## [Task goal]
Copy the records below exactly as they appear.

## [Records for processing]

★ ★ ★ ★ ★ ★ ★

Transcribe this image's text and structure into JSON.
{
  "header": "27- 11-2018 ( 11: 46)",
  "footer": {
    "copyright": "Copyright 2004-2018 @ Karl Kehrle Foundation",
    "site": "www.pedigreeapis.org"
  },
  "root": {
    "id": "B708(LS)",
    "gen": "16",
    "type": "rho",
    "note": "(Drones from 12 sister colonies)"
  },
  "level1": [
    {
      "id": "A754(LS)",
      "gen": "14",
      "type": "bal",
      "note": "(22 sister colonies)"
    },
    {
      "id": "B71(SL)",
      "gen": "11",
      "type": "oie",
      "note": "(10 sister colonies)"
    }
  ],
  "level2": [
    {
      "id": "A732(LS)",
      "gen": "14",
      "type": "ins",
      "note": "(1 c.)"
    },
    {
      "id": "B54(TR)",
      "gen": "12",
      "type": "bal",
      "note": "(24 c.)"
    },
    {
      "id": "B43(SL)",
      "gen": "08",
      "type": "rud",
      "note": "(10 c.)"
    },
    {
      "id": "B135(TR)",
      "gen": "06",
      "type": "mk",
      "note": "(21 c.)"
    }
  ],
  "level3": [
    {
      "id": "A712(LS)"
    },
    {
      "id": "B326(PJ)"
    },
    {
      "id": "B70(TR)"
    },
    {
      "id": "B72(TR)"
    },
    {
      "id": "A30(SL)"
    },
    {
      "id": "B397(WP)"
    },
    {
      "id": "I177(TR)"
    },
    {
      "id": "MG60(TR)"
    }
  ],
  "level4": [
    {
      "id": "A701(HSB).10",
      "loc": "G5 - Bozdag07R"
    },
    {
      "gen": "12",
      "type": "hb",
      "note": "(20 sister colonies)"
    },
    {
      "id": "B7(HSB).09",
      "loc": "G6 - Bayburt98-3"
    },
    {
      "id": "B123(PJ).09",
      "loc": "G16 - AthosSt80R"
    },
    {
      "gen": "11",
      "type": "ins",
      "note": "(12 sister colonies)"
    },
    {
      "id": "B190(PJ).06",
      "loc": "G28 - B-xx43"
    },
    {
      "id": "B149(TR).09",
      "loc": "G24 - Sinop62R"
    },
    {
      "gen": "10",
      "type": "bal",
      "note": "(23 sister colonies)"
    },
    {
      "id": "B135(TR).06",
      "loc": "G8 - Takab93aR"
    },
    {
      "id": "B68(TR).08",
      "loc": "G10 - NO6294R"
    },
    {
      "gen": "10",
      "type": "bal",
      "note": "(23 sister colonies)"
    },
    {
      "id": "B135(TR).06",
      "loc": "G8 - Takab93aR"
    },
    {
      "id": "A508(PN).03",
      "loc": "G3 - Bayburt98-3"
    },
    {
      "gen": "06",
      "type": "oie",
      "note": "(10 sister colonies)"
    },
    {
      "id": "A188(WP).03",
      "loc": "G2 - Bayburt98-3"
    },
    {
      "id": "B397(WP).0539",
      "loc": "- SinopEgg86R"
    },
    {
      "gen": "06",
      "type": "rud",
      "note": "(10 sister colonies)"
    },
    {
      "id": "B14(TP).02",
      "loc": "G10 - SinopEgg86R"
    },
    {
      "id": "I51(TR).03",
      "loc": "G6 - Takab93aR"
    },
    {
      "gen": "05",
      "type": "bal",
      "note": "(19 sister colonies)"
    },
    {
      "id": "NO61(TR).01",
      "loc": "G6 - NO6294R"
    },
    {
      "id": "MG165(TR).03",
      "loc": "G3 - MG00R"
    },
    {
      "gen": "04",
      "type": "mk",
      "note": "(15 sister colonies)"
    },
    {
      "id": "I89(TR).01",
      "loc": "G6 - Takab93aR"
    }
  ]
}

★ ★ ★ ★ ★ ★ ★

## [Reply]
Transcribe this image's text and structure into JSON.
{
  "header": "27- 11-2018 ( 11: 46)",
  "footer": {
    "copyright": "Copyright 2004-2018 @ Karl Kehrle Foundation",
    "site": "www.pedigreeapis.org"
  },
  "root": {
    "id": "B708(LS)",
    "gen": "16",
    "type": "rho",
    "note": "(Drones from 12 sister colonies)"
  },
  "level1": [
    {
      "id": "A754(LS)",
      "gen": "14",
      "type": "bal",
      "note": "(22 sister colonies)"
    },
    {
      "id": "B71(SL)",
      "gen": "11",
      "type": "oie",
      "note": "(10 sister colonies)"
    }
  ],
  "level2": [
    {
      "id": "A732(LS)",
      "gen": "14",
      "type": "ins",
      "note": "(1 c.)"
    },
    {
      "id": "B54(TR)",
      "gen": "12",
      "type": "bal",
      "note": "(24 c.)"
    },
    {
      "id": "B43(SL)",
      "gen": "08",
      "type": "rud",
      "note": "(10 c.)"
    },
    {
      "id": "B135(TR)",
      "gen": "06",
      "type": "mk",
      "note": "(21 c.)"
    }
  ],
  "level3": [
    {
      "id": "A712(LS)"
    },
    {
      "id": "B326(PJ)"
    },
    {
      "id": "B70(TR)"
    },
    {
      "id": "B72(TR)"
    },
    {
      "id": "A30(SL)"
    },
    {
      "id": "B397(WP)"
    },
    {
      "id": "I177(TR)"
    },
    {
      "id": "MG60(TR)"
    }
  ],
  "level4": [
    {
      "id": "A701(HSB).10",
      "loc": "G5 - Bozdag07R"
    },
    {
      "gen": "12",
      "type": "hb",
      "note": "(20 sister colonies)"
    },
    {
      "id": "B7(HSB).09",
      "loc": "G6 - Bayburt98-3"
    },
    {
      "id": "B123(PJ).09",
      "loc": "G16 - AthosSt80R"
    },
    {
      "gen": "11",
      "type": "ins",
      "note": "(12 sister colonies)"
    },
    {
      "id": "B190(PJ).06",
      "loc": "G28 - B-xx43"
    },
    {
      "id": "B149(TR).09",
      "loc": "G24 - Sinop62R"
    },
    {
      "gen": "10",
      "type": "bal",
      "note": "(23 sister colonies)"
    },
    {
      "id": "B135(TR).06",
      "loc": "G8 - Takab93aR"
    },
    {
      "id": "B68(TR).08",
      "loc": "G10 - NO6294R"
    },
    {
      "gen": "10",
      "type": "bal",
      "note": "(23 sister colonies)"
    },
    {
      "id": "B135(TR).06",
      "loc": "G8 - Takab93aR"
    },
    {
      "id": "A508(PN).03",
      "loc": "G3 - Bayburt98-3"
    },
    {
      "gen": "06",
      "type": "oie",
      "note": "(10 sister colonies)"
    },
    {
      "id": "A188(WP).03",
      "loc": "G2 - Bayburt98-3"
    },
    {
      "id": "B397(WP).0539",
      "loc": "- SinopEgg86R"
    },
    {
      "gen": "06",
      "type": "rud",
      "note": "(10 sister colonies)"
    },
    {
      "id": "B14(TP).02",
      "loc": "G10 - SinopEgg86R"
    },
    {
      "id": "I51(TR).03",
      "loc": "G6 - Takab93aR"
    },
    {
      "gen": "05",
      "type": "bal",
      "note": "(19 sister colonies)"
    },
    {
      "id": "NO61(TR).01",
      "loc": "G6 - NO6294R"
    },
    {
      "id": "MG165(TR).03",
      "loc": "G3 - MG00R"
    },
    {
      "gen": "04",
      "type": "mk",
      "note": "(15 sister colonies)"
    },
    {
      "id": "I89(TR).01",
      "loc": "G6 - Takab93aR"
    }
  ]
}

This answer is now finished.